§ EXERCISE DIRECTIONS: Find the string "Opciones" in the listing and report every line that has it.

BEGIN PROVIDED MATERIAL

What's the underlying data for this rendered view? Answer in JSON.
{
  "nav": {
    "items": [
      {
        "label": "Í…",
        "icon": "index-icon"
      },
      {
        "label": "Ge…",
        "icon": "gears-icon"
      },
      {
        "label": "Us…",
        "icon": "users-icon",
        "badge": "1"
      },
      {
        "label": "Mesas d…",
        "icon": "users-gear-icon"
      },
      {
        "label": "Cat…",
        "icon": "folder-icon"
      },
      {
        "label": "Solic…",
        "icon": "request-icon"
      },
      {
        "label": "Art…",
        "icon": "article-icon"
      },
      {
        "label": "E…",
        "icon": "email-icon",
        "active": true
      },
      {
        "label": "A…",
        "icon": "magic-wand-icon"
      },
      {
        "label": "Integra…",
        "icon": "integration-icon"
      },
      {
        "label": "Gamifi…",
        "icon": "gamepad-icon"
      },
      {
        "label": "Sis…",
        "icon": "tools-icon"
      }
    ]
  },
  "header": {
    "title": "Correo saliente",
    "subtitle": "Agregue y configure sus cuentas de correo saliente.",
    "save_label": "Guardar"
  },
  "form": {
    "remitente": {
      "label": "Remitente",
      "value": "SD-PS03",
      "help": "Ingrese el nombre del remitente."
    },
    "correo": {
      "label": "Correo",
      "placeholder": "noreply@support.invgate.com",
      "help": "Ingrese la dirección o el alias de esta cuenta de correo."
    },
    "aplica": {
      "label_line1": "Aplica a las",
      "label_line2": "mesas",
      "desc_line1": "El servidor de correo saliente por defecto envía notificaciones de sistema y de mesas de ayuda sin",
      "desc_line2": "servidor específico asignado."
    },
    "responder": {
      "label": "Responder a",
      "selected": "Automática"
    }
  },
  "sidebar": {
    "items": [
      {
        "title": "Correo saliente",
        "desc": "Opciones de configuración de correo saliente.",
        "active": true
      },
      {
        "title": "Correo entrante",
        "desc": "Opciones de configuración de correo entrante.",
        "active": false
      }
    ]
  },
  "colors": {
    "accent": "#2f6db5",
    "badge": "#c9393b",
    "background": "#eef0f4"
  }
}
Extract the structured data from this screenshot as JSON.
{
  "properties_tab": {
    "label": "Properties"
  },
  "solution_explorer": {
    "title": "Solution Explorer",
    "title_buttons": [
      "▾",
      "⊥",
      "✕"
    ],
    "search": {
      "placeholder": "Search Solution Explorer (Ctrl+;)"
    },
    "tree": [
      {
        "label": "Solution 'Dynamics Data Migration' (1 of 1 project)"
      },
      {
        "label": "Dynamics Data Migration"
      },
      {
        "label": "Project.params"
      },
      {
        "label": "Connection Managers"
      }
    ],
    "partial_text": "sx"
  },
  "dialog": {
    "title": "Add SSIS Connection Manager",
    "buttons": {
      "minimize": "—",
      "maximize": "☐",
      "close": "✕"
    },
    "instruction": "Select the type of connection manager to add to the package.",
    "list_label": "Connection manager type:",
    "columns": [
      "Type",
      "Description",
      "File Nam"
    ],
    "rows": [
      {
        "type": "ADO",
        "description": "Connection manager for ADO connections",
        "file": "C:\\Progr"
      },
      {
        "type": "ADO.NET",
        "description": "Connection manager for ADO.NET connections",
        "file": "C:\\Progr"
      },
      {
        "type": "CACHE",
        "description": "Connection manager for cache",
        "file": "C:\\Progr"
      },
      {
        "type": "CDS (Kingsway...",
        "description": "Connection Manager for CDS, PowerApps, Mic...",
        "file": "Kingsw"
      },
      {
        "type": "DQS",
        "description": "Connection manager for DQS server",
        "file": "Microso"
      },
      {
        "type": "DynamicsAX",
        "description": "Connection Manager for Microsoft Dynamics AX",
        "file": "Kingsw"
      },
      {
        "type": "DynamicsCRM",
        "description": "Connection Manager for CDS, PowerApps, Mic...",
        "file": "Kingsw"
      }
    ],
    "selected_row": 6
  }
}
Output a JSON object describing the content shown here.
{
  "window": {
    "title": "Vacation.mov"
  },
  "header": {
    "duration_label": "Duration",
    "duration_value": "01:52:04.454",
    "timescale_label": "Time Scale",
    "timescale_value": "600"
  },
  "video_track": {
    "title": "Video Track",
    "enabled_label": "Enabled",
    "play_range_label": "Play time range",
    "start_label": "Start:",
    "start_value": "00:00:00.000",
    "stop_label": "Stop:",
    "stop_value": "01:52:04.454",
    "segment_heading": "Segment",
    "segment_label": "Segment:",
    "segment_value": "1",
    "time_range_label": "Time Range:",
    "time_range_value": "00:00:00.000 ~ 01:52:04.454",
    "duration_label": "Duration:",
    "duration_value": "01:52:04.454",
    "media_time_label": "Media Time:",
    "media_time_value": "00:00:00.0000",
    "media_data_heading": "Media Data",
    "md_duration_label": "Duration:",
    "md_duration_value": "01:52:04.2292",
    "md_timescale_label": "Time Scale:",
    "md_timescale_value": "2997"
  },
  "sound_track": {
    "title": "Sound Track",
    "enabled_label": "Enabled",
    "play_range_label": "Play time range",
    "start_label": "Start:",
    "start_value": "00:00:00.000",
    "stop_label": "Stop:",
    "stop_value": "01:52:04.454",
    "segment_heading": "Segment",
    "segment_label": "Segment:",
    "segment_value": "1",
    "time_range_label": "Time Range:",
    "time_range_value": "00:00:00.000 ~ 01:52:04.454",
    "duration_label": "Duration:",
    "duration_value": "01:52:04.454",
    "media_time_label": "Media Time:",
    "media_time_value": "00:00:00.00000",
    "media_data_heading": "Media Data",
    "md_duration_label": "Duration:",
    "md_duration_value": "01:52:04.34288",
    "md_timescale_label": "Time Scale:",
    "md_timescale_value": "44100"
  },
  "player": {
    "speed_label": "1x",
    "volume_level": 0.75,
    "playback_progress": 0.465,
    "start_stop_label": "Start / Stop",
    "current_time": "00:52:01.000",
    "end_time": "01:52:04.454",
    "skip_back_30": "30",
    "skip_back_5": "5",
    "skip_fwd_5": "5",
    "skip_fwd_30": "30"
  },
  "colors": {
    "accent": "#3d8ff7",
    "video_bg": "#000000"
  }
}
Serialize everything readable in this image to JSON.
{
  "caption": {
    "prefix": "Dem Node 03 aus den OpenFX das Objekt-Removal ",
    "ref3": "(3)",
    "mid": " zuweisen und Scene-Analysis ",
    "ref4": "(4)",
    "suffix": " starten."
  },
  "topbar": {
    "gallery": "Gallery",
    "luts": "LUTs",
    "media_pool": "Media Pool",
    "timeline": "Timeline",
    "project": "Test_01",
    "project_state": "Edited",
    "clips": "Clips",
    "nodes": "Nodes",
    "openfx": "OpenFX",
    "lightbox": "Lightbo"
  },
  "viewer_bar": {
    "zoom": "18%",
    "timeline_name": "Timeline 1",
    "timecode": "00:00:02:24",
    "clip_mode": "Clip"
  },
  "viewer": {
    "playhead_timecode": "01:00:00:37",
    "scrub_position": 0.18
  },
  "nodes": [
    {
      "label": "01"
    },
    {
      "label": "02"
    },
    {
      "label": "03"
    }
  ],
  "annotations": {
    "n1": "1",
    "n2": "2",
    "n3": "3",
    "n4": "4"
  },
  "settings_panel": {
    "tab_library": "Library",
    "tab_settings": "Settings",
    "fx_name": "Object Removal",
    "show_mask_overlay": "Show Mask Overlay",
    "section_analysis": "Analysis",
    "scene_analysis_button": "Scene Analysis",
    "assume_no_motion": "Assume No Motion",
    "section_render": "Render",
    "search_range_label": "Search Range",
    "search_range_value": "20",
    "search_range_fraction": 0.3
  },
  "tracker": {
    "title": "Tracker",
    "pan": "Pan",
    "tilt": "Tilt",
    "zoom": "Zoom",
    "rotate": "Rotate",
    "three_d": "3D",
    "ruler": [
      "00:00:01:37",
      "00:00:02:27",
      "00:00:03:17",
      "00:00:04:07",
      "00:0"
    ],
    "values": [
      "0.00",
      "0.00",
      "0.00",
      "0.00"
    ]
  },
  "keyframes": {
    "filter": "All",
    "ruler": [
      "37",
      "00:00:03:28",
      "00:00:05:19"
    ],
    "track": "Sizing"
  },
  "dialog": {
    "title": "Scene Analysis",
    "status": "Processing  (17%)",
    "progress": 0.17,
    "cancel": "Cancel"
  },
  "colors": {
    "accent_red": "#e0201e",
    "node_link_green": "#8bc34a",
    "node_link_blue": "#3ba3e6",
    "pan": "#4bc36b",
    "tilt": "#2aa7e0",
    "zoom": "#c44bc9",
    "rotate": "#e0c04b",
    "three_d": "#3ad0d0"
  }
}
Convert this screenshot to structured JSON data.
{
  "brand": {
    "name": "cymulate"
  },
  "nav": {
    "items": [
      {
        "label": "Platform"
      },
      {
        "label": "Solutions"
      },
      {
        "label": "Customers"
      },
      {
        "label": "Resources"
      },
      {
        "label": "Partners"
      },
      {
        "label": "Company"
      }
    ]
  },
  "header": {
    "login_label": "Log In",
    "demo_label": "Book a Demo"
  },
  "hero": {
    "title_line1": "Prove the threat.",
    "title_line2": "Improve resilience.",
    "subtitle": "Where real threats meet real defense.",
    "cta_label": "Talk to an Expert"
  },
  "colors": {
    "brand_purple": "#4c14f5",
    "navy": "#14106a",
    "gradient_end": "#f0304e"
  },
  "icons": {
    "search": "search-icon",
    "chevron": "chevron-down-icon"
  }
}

END PROVIDED MATERIAL

§ ANSWER FOR THE TASK:
        "desc": "Opciones de configuración de correo saliente.",
        "desc": "Opciones de configuración de correo entrante.",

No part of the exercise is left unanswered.